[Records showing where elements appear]
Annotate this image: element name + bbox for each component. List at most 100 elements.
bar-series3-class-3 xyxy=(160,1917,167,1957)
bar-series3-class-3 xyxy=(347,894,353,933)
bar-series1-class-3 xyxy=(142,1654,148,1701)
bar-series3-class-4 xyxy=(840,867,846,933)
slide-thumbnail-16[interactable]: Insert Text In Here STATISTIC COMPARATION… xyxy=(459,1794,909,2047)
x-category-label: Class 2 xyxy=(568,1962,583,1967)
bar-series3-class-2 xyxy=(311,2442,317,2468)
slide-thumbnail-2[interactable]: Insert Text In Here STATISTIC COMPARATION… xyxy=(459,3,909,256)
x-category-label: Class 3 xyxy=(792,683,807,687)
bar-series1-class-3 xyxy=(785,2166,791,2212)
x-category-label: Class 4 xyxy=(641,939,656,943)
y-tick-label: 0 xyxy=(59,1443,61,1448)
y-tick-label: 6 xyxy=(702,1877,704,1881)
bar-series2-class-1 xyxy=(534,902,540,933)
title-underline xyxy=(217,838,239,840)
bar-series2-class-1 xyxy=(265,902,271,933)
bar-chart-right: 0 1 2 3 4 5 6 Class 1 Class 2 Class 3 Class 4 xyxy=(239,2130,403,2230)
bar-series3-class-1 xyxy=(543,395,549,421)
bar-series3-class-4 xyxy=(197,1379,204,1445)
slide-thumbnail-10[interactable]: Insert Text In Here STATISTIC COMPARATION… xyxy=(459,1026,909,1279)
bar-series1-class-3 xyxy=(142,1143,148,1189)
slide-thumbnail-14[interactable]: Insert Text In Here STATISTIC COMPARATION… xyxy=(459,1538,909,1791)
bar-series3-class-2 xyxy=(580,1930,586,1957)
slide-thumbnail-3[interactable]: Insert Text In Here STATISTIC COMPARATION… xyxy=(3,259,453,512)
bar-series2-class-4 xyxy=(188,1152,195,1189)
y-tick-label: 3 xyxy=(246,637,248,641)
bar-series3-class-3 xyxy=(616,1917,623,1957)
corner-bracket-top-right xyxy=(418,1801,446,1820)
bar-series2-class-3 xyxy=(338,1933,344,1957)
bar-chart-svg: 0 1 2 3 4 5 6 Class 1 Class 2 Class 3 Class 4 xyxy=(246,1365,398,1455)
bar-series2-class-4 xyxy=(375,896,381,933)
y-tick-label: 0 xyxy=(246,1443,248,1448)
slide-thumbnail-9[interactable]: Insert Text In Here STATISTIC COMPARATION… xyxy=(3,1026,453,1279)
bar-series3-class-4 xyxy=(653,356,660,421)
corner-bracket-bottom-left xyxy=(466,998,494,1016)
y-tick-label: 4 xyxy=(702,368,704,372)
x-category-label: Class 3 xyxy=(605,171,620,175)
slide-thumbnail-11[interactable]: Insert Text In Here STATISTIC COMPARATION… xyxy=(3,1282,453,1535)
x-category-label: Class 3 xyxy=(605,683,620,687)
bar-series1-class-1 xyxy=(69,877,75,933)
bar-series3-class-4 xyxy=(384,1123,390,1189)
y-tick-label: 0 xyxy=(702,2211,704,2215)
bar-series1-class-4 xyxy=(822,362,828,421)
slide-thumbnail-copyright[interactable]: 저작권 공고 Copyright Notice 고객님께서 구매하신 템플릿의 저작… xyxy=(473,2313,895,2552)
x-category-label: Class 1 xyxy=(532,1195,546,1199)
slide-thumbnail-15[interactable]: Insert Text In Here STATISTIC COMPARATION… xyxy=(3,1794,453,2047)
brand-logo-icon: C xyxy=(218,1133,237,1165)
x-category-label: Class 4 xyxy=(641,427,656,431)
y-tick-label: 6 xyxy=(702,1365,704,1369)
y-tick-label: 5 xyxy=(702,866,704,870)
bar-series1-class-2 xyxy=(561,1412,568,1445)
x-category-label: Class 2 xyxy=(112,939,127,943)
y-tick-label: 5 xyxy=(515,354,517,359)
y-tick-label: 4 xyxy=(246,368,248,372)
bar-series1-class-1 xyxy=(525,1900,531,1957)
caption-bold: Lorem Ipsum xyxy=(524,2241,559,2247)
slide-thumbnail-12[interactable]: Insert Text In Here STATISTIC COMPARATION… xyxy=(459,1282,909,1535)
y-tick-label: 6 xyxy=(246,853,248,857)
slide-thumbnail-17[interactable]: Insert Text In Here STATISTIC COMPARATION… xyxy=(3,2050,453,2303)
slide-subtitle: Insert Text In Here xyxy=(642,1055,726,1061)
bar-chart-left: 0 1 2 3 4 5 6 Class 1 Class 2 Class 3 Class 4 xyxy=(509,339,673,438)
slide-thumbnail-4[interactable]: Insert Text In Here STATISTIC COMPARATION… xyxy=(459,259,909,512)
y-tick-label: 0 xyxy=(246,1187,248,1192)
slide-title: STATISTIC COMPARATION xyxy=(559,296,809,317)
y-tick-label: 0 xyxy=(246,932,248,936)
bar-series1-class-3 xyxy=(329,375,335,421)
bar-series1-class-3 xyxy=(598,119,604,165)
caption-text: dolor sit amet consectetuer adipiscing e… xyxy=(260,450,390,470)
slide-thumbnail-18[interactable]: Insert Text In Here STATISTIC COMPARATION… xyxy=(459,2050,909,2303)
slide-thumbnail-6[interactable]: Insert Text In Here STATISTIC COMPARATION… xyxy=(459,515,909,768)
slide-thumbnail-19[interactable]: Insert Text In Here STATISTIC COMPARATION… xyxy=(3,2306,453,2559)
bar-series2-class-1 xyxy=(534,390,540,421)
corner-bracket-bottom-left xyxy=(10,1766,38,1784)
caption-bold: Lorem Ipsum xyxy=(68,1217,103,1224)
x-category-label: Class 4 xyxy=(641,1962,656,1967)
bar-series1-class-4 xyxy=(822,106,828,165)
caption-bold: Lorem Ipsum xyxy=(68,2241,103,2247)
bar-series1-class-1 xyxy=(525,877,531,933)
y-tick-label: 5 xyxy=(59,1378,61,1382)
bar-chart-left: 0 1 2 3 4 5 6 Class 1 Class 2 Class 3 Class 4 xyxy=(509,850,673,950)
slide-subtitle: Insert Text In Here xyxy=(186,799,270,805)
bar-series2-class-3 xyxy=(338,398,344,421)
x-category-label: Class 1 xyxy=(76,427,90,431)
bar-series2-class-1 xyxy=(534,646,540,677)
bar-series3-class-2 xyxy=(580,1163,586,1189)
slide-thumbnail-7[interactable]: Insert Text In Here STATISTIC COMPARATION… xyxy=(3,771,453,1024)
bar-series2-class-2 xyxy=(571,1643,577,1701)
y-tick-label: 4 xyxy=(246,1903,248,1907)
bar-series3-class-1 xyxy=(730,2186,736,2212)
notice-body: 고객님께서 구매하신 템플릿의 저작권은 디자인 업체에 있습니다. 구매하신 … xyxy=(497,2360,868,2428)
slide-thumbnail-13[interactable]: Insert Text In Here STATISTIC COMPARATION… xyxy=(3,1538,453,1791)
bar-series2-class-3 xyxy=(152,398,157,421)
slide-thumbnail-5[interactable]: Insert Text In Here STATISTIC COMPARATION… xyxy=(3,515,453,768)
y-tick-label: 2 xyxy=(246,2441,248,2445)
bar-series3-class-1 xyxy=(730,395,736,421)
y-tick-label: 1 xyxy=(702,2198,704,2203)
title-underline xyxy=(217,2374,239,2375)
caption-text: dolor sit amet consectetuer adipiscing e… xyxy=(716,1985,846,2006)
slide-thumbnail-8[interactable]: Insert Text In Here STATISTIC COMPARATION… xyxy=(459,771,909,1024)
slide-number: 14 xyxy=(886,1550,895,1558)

* **Task to complete**: Copy out every one of the rows above, unchanged and in the same order.

* **Response to the task**:
Annotate this image: element name + bbox for each component. List at most 100 elements.
bar-series3-class-3 xyxy=(160,1917,167,1957)
bar-series3-class-3 xyxy=(347,894,353,933)
bar-series1-class-3 xyxy=(142,1654,148,1701)
bar-series3-class-4 xyxy=(840,867,846,933)
slide-thumbnail-16[interactable]: Insert Text In Here STATISTIC COMPARATION… xyxy=(459,1794,909,2047)
x-category-label: Class 2 xyxy=(568,1962,583,1967)
bar-series3-class-2 xyxy=(311,2442,317,2468)
slide-thumbnail-2[interactable]: Insert Text In Here STATISTIC COMPARATION… xyxy=(459,3,909,256)
x-category-label: Class 3 xyxy=(792,683,807,687)
bar-series1-class-3 xyxy=(785,2166,791,2212)
x-category-label: Class 4 xyxy=(641,939,656,943)
y-tick-label: 0 xyxy=(59,1443,61,1448)
y-tick-label: 6 xyxy=(702,1877,704,1881)
bar-series2-class-1 xyxy=(534,902,540,933)
title-underline xyxy=(217,838,239,840)
bar-series2-class-1 xyxy=(265,902,271,933)
bar-chart-right: 0 1 2 3 4 5 6 Class 1 Class 2 Class 3 Class 4 xyxy=(239,2130,403,2230)
bar-series3-class-1 xyxy=(543,395,549,421)
bar-series3-class-4 xyxy=(197,1379,204,1445)
slide-thumbnail-10[interactable]: Insert Text In Here STATISTIC COMPARATION… xyxy=(459,1026,909,1279)
bar-series1-class-3 xyxy=(142,1143,148,1189)
slide-thumbnail-14[interactable]: Insert Text In Here STATISTIC COMPARATION… xyxy=(459,1538,909,1791)
bar-series3-class-2 xyxy=(580,1930,586,1957)
slide-thumbnail-3[interactable]: Insert Text In Here STATISTIC COMPARATION… xyxy=(3,259,453,512)
bar-series2-class-4 xyxy=(188,1152,195,1189)
y-tick-label: 3 xyxy=(246,637,248,641)
bar-series3-class-3 xyxy=(616,1917,623,1957)
corner-bracket-top-right xyxy=(418,1801,446,1820)
bar-series2-class-3 xyxy=(338,1933,344,1957)
bar-chart-svg: 0 1 2 3 4 5 6 Class 1 Class 2 Class 3 Class 4 xyxy=(246,1365,398,1455)
bar-series2-class-4 xyxy=(375,896,381,933)
y-tick-label: 0 xyxy=(246,1443,248,1448)
slide-thumbnail-9[interactable]: Insert Text In Here STATISTIC COMPARATION… xyxy=(3,1026,453,1279)
bar-series3-class-4 xyxy=(653,356,660,421)
corner-bracket-bottom-left xyxy=(466,998,494,1016)
y-tick-label: 4 xyxy=(702,368,704,372)
x-category-label: Class 3 xyxy=(605,171,620,175)
slide-thumbnail-11[interactable]: Insert Text In Here STATISTIC COMPARATION… xyxy=(3,1282,453,1535)
x-category-label: Class 3 xyxy=(605,683,620,687)
bar-series1-class-1 xyxy=(69,877,75,933)
bar-series3-class-4 xyxy=(384,1123,390,1189)
y-tick-label: 0 xyxy=(702,2211,704,2215)
bar-series1-class-4 xyxy=(822,362,828,421)
slide-thumbnail-copyright[interactable]: 저작권 공고 Copyright Notice 고객님께서 구매하신 템플릿의 저작… xyxy=(473,2313,895,2552)
x-category-label: Class 1 xyxy=(532,1195,546,1199)
slide-thumbnail-15[interactable]: Insert Text In Here STATISTIC COMPARATION… xyxy=(3,1794,453,2047)
brand-logo-icon: C xyxy=(218,1133,237,1165)
x-category-label: Class 4 xyxy=(641,427,656,431)
y-tick-label: 6 xyxy=(702,1365,704,1369)
y-tick-label: 5 xyxy=(702,866,704,870)
bar-series1-class-2 xyxy=(561,1412,568,1445)
x-category-label: Class 2 xyxy=(112,939,127,943)
y-tick-label: 5 xyxy=(515,354,517,359)
y-tick-label: 4 xyxy=(246,368,248,372)
bar-series1-class-1 xyxy=(525,1900,531,1957)
caption-bold: Lorem Ipsum xyxy=(524,2241,559,2247)
slide-thumbnail-12[interactable]: Insert Text In Here STATISTIC COMPARATION… xyxy=(459,1282,909,1535)
y-tick-label: 6 xyxy=(246,853,248,857)
slide-thumbnail-17[interactable]: Insert Text In Here STATISTIC COMPARATION… xyxy=(3,2050,453,2303)
slide-subtitle: Insert Text In Here xyxy=(642,1055,726,1061)
bar-chart-left: 0 1 2 3 4 5 6 Class 1 Class 2 Class 3 Class 4 xyxy=(509,339,673,438)
slide-thumbnail-4[interactable]: Insert Text In Here STATISTIC COMPARATION… xyxy=(459,259,909,512)
y-tick-label: 0 xyxy=(246,1187,248,1192)
slide-title: STATISTIC COMPARATION xyxy=(559,296,809,317)
y-tick-label: 0 xyxy=(246,932,248,936)
bar-series1-class-3 xyxy=(329,375,335,421)
bar-series1-class-3 xyxy=(598,119,604,165)
caption-text: dolor sit amet consectetuer adipiscing e… xyxy=(260,450,390,470)
slide-thumbnail-18[interactable]: Insert Text In Here STATISTIC COMPARATION… xyxy=(459,2050,909,2303)
slide-thumbnail-6[interactable]: Insert Text In Here STATISTIC COMPARATION… xyxy=(459,515,909,768)
slide-thumbnail-19[interactable]: Insert Text In Here STATISTIC COMPARATION… xyxy=(3,2306,453,2559)
bar-series2-class-1 xyxy=(534,390,540,421)
corner-bracket-bottom-left xyxy=(10,1766,38,1784)
caption-bold: Lorem Ipsum xyxy=(68,1217,103,1224)
x-category-label: Class 4 xyxy=(641,1962,656,1967)
bar-series1-class-4 xyxy=(822,106,828,165)
caption-bold: Lorem Ipsum xyxy=(68,2241,103,2247)
bar-series1-class-1 xyxy=(525,877,531,933)
y-tick-label: 5 xyxy=(59,1378,61,1382)
bar-chart-left: 0 1 2 3 4 5 6 Class 1 Class 2 Class 3 Class 4 xyxy=(509,850,673,950)
slide-subtitle: Insert Text In Here xyxy=(186,799,270,805)
bar-series2-class-3 xyxy=(338,398,344,421)
x-category-label: Class 1 xyxy=(76,427,90,431)
bar-series2-class-1 xyxy=(534,646,540,677)
bar-series3-class-2 xyxy=(580,1163,586,1189)
slide-thumbnail-7[interactable]: Insert Text In Here STATISTIC COMPARATION… xyxy=(3,771,453,1024)
bar-series2-class-2 xyxy=(571,1643,577,1701)
y-tick-label: 4 xyxy=(246,1903,248,1907)
bar-series3-class-1 xyxy=(730,2186,736,2212)
notice-body: 고객님께서 구매하신 템플릿의 저작권은 디자인 업체에 있습니다. 구매하신 … xyxy=(497,2360,868,2428)
slide-thumbnail-13[interactable]: Insert Text In Here STATISTIC COMPARATION… xyxy=(3,1538,453,1791)
bar-series2-class-3 xyxy=(152,398,157,421)
slide-thumbnail-5[interactable]: Insert Text In Here STATISTIC COMPARATION… xyxy=(3,515,453,768)
y-tick-label: 2 xyxy=(246,2441,248,2445)
bar-series3-class-1 xyxy=(730,395,736,421)
y-tick-label: 1 xyxy=(702,2198,704,2203)
title-underline xyxy=(217,2374,239,2375)
caption-text: dolor sit amet consectetuer adipiscing e… xyxy=(716,1985,846,2006)
slide-thumbnail-8[interactable]: Insert Text In Here STATISTIC COMPARATION… xyxy=(459,771,909,1024)
slide-number: 14 xyxy=(886,1550,895,1558)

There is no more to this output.